### Things to do
(1) In the essay on neutrality, what did the man who ran The Washington Post from 1991 to 2008 avoid doing?
(2) Carry on writing the essay on neutrality, starting after its last sentence.

Neutrality Is a Fiction—But an Indispensable One
Performing fairness can make us fairer.
Few people are neutral about neutrality these days. Sophisticated thought, certainly, has turned against it. The very ideal, we’re told, is misconceived, at best a ruse for prettifying partisanship. Following the recent contretemps at Stanford Law—where an administrator, trying to quiet protesters who were heckling a conservative judge, spoke in a way that appeared to side with the protesters—the law-school dean cited the 1967 Kalven Report, from the University of Chicago, stressing the importance of institutional neutrality. Almost as soon as she invoked that august defense (half a century old, please note), eyes rolled. One scholar declared that it was “extraordinarily difficult” to call out the judge’s slick doublespeak “while claiming to do so from a position of political neutrality.” Whatever roles we play in public life, after all, we’re hardly free from political and ideological leanings. If our personal values are truly important to us, shouldn’t they inform everything we do? Why shouldn’t we all just put our cards on the table and be open about what’s in our hearts?
All sorts of people—judges, journalists, physicians, administrators of public institutions, you name it—maintain, in their professional capacity, some pose of neutrality. U.S. Chief Justice John Roberts famously likened a judge’s role to that of an umpire. (“It’s my job to call balls and strikes, and not to pitch or bat.”) Len Downie Jr., who ran The Washington Post from 1991 to 2008, was so determined to avoid the appearance of bias that he didn’t even vote. (“So that I never make up my mind which party, candidate or ideology should be in power.”) But critics are now convinced that this posture amounts to either self-delusion or manipulation.

### Data block
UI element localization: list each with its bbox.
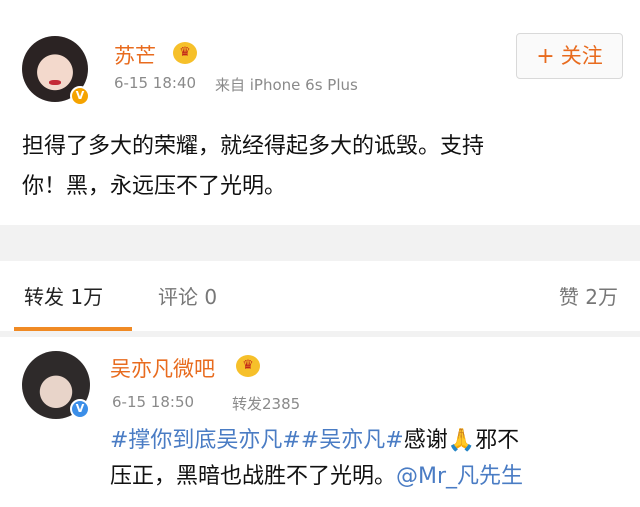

### The results
(1) He didn't even vote.

(2)
In How Judges Think, Richard A. Posner, an eminent legal scholar who was, for many years, an appellate-court judge, shook his head at the mirage of “legalism,” a model whereby judges are merely applying statutes to the facts of a case. “Judges are less likely to be drunk with power if they realize that they are exercising discretion than if they think they are just a transmission belt for decisions made elsewhere and so bear no responsibility for any ugly consequences of those decisions,” he wrote. In his opinion, the Supreme Court is the most political court of all—and many have joined in concurrence. A political action group that aims to expand access to abortion has bluntly warned against the “meaningless ‘umpire’ line” that conservative nominees use in front of the Senate Judiciary Committee: “When they get on the court they push their conservative ideology and overturn precedent.”
Is neutrality even attainable? “No journalistic process is objective,” Wesley Lowery, a former Washington Post reporter, observed in a widely discussed New York Times opinion piece from 2020. “And no individual journalist is objective, because no human being is.” Given “the failures of neutral objective journalism,” he urged another ideal: “moral clarity.”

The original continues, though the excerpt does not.